| Task instructions |
Copy the lines below as they are; omit the images they contain.

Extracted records
______
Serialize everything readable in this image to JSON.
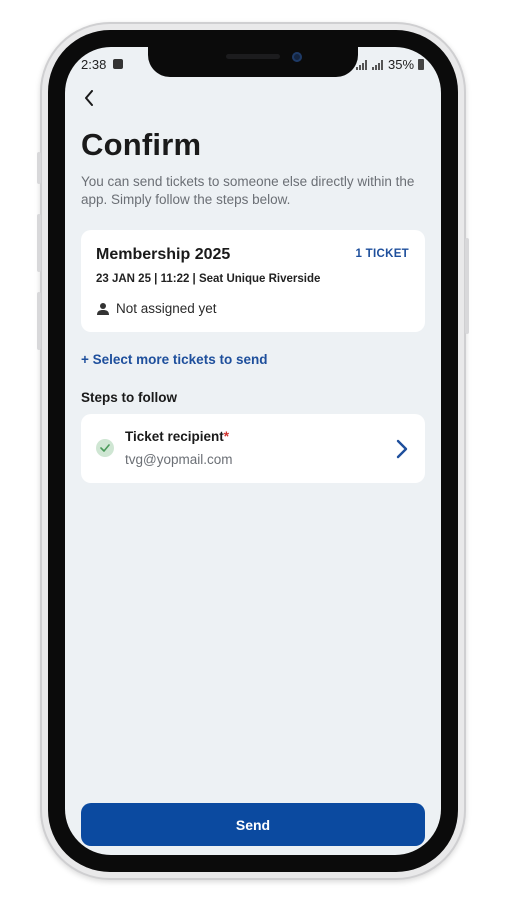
{
  "status_bar": {
    "time": "2:38",
    "battery": "35%"
  },
  "header": {
    "title": "Confirm",
    "subtitle": "You can send tickets to someone else directly within the app. Simply follow the steps below."
  },
  "ticket": {
    "name": "Membership 2025",
    "count_label": "1 TICKET",
    "details": "23 JAN 25 | 11:22 | Seat Unique Riverside",
    "assignment": "Not assigned yet"
  },
  "select_more_label": "+ Select more tickets to send",
  "steps": {
    "title": "Steps to follow",
    "items": [
      {
        "label": "Ticket recipient",
        "required_mark": "*",
        "value": "tvg@yopmail.com",
        "completed": true
      }
    ]
  },
  "send_label": "Send",
  "colors": {
    "accent": "#1e4f9c",
    "button": "#0b4aa0",
    "background": "#edf1f4",
    "check_bg": "#cfe6d3",
    "required": "#d0312d"
  },
  "icons": {
    "back": "back-arrow-icon",
    "person": "person-icon",
    "check": "check-icon",
    "chevron": "chevron-right-icon"
  }
}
______
| Exercise solution |
Serialize everything readable in this image to JSON.
{
  "status_bar": {
    "time": "2:38",
    "battery": "35%"
  },
  "header": {
    "title": "Confirm",
    "subtitle": "You can send tickets to someone else directly within the app. Simply follow the steps below."
  },
  "ticket": {
    "name": "Membership 2025",
    "count_label": "1 TICKET",
    "details": "23 JAN 25 | 11:22 | Seat Unique Riverside",
    "assignment": "Not assigned yet"
  },
  "select_more_label": "+ Select more tickets to send",
  "steps": {
    "title": "Steps to follow",
    "items": [
      {
        "label": "Ticket recipient",
        "required_mark": "*",
        "value": "tvg@yopmail.com",
        "completed": true
      }
    ]
  },
  "send_label": "Send",
  "colors": {
    "accent": "#1e4f9c",
    "button": "#0b4aa0",
    "background": "#edf1f4",
    "check_bg": "#cfe6d3",
    "required": "#d0312d"
  },
  "icons": {
    "back": "back-arrow-icon",
    "person": "person-icon",
    "check": "check-icon",
    "chevron": "chevron-right-icon"
  }
}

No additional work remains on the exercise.